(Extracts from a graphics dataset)
-------
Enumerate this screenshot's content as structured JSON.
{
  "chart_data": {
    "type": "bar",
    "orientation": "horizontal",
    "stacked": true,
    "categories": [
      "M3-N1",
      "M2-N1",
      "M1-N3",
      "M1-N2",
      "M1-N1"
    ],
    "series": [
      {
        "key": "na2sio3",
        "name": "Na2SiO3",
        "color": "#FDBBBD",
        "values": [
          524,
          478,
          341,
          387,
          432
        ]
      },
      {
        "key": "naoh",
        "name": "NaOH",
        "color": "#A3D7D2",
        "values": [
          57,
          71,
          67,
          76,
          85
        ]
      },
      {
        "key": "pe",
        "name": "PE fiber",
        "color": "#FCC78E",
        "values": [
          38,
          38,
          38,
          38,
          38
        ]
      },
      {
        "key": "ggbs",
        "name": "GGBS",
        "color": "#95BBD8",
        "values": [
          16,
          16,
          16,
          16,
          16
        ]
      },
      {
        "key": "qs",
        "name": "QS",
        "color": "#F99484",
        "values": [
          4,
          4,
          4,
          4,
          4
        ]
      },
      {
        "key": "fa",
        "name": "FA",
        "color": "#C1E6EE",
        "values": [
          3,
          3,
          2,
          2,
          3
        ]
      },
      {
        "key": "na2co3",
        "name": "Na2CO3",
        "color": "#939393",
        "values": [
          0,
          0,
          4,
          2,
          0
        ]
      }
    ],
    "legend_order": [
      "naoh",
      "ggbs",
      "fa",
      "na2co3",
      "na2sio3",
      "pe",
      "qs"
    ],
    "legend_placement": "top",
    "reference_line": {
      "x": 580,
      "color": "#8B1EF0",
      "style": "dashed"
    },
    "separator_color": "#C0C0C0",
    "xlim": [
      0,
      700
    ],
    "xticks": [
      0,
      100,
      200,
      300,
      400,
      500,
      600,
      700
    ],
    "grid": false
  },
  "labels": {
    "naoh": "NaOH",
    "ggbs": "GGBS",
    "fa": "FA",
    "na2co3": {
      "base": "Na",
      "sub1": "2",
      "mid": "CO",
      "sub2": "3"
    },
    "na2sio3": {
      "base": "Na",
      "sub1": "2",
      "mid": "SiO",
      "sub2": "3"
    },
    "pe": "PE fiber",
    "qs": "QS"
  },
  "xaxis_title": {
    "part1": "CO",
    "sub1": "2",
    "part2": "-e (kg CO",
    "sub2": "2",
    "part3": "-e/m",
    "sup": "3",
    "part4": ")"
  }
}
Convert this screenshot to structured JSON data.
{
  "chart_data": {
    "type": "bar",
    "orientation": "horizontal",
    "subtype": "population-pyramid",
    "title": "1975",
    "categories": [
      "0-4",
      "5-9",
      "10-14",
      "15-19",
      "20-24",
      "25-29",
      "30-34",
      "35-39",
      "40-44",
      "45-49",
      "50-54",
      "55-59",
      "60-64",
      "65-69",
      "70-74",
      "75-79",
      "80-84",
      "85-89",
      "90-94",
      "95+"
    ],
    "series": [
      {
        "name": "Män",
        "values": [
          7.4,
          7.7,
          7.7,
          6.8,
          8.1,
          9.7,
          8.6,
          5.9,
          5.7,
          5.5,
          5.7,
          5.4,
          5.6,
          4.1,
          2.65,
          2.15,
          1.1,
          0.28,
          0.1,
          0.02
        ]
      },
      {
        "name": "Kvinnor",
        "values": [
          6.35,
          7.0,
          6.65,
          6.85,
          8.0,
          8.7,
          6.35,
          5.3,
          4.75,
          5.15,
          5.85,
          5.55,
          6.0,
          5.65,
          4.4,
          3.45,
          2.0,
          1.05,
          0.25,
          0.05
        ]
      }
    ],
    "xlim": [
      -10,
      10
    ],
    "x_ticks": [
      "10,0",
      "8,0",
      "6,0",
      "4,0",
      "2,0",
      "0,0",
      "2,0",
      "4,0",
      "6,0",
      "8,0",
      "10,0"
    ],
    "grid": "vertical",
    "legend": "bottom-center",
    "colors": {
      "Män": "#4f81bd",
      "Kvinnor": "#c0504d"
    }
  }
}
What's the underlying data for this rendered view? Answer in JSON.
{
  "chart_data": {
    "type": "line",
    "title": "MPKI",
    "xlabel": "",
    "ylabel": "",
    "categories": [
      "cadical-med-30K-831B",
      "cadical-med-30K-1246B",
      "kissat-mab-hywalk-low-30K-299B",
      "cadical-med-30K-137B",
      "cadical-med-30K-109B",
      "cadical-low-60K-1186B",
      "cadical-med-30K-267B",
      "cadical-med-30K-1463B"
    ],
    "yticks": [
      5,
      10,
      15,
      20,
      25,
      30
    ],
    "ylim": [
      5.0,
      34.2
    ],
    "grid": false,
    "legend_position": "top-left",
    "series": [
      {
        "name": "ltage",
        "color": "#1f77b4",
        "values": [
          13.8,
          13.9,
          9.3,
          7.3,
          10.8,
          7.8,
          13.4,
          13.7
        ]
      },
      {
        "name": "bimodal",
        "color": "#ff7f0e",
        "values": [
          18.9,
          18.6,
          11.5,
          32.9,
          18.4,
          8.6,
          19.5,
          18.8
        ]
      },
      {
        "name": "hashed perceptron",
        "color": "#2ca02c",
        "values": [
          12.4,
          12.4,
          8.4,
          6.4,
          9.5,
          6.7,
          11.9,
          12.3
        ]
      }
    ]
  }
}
-------
* Task to carry out
Please return the data above exactly as given.

* Exercise response
Enumerate this screenshot's content as structured JSON.
{
  "chart_data": {
    "type": "bar",
    "orientation": "horizontal",
    "stacked": true,
    "categories": [
      "M3-N1",
      "M2-N1",
      "M1-N3",
      "M1-N2",
      "M1-N1"
    ],
    "series": [
      {
        "key": "na2sio3",
        "name": "Na2SiO3",
        "color": "#FDBBBD",
        "values": [
          524,
          478,
          341,
          387,
          432
        ]
      },
      {
        "key": "naoh",
        "name": "NaOH",
        "color": "#A3D7D2",
        "values": [
          57,
          71,
          67,
          76,
          85
        ]
      },
      {
        "key": "pe",
        "name": "PE fiber",
        "color": "#FCC78E",
        "values": [
          38,
          38,
          38,
          38,
          38
        ]
      },
      {
        "key": "ggbs",
        "name": "GGBS",
        "color": "#95BBD8",
        "values": [
          16,
          16,
          16,
          16,
          16
        ]
      },
      {
        "key": "qs",
        "name": "QS",
        "color": "#F99484",
        "values": [
          4,
          4,
          4,
          4,
          4
        ]
      },
      {
        "key": "fa",
        "name": "FA",
        "color": "#C1E6EE",
        "values": [
          3,
          3,
          2,
          2,
          3
        ]
      },
      {
        "key": "na2co3",
        "name": "Na2CO3",
        "color": "#939393",
        "values": [
          0,
          0,
          4,
          2,
          0
        ]
      }
    ],
    "legend_order": [
      "naoh",
      "ggbs",
      "fa",
      "na2co3",
      "na2sio3",
      "pe",
      "qs"
    ],
    "legend_placement": "top",
    "reference_line": {
      "x": 580,
      "color": "#8B1EF0",
      "style": "dashed"
    },
    "separator_color": "#C0C0C0",
    "xlim": [
      0,
      700
    ],
    "xticks": [
      0,
      100,
      200,
      300,
      400,
      500,
      600,
      700
    ],
    "grid": false
  },
  "labels": {
    "naoh": "NaOH",
    "ggbs": "GGBS",
    "fa": "FA",
    "na2co3": {
      "base": "Na",
      "sub1": "2",
      "mid": "CO",
      "sub2": "3"
    },
    "na2sio3": {
      "base": "Na",
      "sub1": "2",
      "mid": "SiO",
      "sub2": "3"
    },
    "pe": "PE fiber",
    "qs": "QS"
  },
  "xaxis_title": {
    "part1": "CO",
    "sub1": "2",
    "part2": "-e (kg CO",
    "sub2": "2",
    "part3": "-e/m",
    "sup": "3",
    "part4": ")"
  }
}
Convert this screenshot to structured JSON data.
{
  "chart_data": {
    "type": "bar",
    "orientation": "horizontal",
    "subtype": "population-pyramid",
    "title": "1975",
    "categories": [
      "0-4",
      "5-9",
      "10-14",
      "15-19",
      "20-24",
      "25-29",
      "30-34",
      "35-39",
      "40-44",
      "45-49",
      "50-54",
      "55-59",
      "60-64",
      "65-69",
      "70-74",
      "75-79",
      "80-84",
      "85-89",
      "90-94",
      "95+"
    ],
    "series": [
      {
        "name": "Män",
        "values": [
          7.4,
          7.7,
          7.7,
          6.8,
          8.1,
          9.7,
          8.6,
          5.9,
          5.7,
          5.5,
          5.7,
          5.4,
          5.6,
          4.1,
          2.65,
          2.15,
          1.1,
          0.28,
          0.1,
          0.02
        ]
      },
      {
        "name": "Kvinnor",
        "values": [
          6.35,
          7.0,
          6.65,
          6.85,
          8.0,
          8.7,
          6.35,
          5.3,
          4.75,
          5.15,
          5.85,
          5.55,
          6.0,
          5.65,
          4.4,
          3.45,
          2.0,
          1.05,
          0.25,
          0.05
        ]
      }
    ],
    "xlim": [
      -10,
      10
    ],
    "x_ticks": [
      "10,0",
      "8,0",
      "6,0",
      "4,0",
      "2,0",
      "0,0",
      "2,0",
      "4,0",
      "6,0",
      "8,0",
      "10,0"
    ],
    "grid": "vertical",
    "legend": "bottom-center",
    "colors": {
      "Män": "#4f81bd",
      "Kvinnor": "#c0504d"
    }
  }
}
What's the underlying data for this rendered view? Answer in JSON.
{
  "chart_data": {
    "type": "line",
    "title": "MPKI",
    "xlabel": "",
    "ylabel": "",
    "categories": [
      "cadical-med-30K-831B",
      "cadical-med-30K-1246B",
      "kissat-mab-hywalk-low-30K-299B",
      "cadical-med-30K-137B",
      "cadical-med-30K-109B",
      "cadical-low-60K-1186B",
      "cadical-med-30K-267B",
      "cadical-med-30K-1463B"
    ],
    "yticks": [
      5,
      10,
      15,
      20,
      25,
      30
    ],
    "ylim": [
      5.0,
      34.2
    ],
    "grid": false,
    "legend_position": "top-left",
    "series": [
      {
        "name": "ltage",
        "color": "#1f77b4",
        "values": [
          13.8,
          13.9,
          9.3,
          7.3,
          10.8,
          7.8,
          13.4,
          13.7
        ]
      },
      {
        "name": "bimodal",
        "color": "#ff7f0e",
        "values": [
          18.9,
          18.6,
          11.5,
          32.9,
          18.4,
          8.6,
          19.5,
          18.8
        ]
      },
      {
        "name": "hashed perceptron",
        "color": "#2ca02c",
        "values": [
          12.4,
          12.4,
          8.4,
          6.4,
          9.5,
          6.7,
          11.9,
          12.3
        ]
      }
    ]
  }
}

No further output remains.